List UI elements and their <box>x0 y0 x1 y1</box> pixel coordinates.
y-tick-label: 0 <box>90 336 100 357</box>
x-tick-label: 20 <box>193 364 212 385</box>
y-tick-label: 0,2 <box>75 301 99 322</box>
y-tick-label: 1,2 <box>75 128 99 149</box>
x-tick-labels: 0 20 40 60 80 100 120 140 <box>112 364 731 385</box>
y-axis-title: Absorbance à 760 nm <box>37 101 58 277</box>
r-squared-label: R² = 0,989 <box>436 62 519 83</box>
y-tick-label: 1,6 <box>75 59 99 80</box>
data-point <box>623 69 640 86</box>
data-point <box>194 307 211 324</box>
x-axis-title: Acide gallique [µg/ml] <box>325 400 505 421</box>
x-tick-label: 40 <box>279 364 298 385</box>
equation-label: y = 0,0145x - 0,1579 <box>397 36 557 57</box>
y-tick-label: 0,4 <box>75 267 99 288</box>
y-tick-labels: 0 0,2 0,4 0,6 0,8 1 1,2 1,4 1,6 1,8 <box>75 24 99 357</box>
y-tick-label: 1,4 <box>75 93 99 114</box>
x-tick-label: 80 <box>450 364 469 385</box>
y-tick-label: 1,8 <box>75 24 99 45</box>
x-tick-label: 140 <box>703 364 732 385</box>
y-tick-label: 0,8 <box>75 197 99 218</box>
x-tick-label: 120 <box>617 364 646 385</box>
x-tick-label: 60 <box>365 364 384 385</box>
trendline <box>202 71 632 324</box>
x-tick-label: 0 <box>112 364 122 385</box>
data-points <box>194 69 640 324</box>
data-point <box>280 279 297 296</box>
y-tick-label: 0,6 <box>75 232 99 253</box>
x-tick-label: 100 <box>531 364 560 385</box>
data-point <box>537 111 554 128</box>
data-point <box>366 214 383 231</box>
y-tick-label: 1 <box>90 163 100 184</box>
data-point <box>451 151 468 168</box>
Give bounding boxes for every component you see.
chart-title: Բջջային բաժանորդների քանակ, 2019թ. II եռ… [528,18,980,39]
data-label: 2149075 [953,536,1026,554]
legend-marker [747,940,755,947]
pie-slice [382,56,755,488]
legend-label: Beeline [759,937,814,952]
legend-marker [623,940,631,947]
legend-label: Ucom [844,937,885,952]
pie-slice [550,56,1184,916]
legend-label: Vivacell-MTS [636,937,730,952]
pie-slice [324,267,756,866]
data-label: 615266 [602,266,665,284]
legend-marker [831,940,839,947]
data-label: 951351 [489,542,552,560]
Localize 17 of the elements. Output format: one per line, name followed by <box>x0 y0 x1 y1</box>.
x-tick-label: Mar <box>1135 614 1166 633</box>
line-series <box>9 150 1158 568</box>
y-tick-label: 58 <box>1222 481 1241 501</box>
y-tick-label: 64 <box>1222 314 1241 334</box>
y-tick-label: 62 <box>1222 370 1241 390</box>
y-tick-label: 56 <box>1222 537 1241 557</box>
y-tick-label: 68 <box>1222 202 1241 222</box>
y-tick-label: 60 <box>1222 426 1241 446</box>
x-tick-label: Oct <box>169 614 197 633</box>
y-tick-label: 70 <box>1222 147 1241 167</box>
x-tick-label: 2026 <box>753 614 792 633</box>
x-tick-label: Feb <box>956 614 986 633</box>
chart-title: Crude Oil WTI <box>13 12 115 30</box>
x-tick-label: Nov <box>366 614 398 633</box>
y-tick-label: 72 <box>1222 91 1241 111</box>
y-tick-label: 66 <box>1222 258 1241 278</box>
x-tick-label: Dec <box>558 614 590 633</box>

* **What is expected**:
Please pull out every line of the entries above that contains the string "axis", matching case exactly.

* **Worked answer**:
y-axis-title: Absorbance à 760 nm <box>37 101 58 277</box>
x-axis-title: Acide gallique [µg/ml] <box>325 400 505 421</box>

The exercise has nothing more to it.